* Begin Data supplied *
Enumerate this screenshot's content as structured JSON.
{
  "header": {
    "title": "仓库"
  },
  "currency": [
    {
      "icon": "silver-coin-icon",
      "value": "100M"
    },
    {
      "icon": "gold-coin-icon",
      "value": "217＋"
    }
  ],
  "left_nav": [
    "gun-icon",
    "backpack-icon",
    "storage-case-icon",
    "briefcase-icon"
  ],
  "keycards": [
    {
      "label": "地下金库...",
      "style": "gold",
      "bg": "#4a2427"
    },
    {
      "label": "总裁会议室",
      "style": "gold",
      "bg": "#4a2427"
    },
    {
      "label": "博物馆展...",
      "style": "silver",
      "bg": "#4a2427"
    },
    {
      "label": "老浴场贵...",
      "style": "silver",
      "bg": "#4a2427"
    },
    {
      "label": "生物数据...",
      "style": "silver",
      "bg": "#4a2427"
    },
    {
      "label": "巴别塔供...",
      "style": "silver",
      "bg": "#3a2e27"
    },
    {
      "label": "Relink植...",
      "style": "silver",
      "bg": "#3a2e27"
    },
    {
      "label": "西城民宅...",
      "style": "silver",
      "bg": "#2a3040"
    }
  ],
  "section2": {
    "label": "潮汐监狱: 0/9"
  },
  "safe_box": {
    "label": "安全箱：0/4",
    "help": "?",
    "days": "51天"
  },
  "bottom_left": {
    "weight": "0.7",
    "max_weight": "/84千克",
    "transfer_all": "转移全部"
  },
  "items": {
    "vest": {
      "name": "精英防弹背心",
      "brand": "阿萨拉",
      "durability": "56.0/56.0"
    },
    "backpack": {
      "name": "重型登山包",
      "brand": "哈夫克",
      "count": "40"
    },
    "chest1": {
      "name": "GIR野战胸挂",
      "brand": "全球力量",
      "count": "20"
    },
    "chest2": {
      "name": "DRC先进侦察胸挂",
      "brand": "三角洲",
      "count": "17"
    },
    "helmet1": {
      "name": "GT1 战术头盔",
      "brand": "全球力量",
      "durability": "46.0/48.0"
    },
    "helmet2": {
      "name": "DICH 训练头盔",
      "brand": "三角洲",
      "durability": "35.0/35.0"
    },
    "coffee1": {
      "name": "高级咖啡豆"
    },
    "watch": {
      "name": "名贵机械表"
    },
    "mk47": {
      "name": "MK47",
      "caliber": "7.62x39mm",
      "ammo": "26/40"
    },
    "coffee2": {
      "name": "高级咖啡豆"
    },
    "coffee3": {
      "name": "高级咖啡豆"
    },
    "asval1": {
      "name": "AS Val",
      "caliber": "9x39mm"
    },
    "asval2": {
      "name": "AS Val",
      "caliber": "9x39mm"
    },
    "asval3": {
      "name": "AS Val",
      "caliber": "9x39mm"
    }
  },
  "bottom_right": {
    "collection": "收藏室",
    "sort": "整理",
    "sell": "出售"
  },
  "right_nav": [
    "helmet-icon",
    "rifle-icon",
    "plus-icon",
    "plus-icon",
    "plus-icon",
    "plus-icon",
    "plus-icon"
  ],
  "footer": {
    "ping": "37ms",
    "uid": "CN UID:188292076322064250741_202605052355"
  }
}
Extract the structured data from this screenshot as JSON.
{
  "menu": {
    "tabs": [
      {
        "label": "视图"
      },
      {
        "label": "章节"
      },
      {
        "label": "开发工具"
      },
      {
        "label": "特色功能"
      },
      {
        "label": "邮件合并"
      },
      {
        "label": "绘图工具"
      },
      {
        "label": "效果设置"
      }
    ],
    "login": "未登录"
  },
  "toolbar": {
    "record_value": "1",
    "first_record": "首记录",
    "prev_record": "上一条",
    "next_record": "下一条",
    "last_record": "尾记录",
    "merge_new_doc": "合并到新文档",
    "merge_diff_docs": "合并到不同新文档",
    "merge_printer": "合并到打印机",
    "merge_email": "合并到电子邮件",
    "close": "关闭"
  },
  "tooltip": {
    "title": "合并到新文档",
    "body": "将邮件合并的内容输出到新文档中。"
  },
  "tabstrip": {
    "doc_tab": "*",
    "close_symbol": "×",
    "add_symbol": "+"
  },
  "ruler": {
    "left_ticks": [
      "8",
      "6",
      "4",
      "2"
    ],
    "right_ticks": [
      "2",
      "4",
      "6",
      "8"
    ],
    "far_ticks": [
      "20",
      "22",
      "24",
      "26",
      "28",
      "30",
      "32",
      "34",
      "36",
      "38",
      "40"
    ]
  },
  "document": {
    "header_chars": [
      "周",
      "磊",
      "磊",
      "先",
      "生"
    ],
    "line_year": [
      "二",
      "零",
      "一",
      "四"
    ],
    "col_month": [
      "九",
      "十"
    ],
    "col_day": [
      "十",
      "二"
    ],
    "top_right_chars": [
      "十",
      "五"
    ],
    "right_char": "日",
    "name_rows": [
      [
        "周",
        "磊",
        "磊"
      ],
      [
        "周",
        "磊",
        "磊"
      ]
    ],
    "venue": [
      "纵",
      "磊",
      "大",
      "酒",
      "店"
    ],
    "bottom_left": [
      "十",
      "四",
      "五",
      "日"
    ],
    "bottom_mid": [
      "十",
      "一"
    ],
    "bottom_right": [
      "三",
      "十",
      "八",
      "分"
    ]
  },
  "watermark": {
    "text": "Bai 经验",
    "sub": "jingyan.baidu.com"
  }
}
* End Data supplied *
Problem to solve:
Look through the listing and extract every line with "screenshot" in it.

Output for this exercise:
Enumerate this screenshot's content as structured JSON.
Extract the structured data from this screenshot as JSON.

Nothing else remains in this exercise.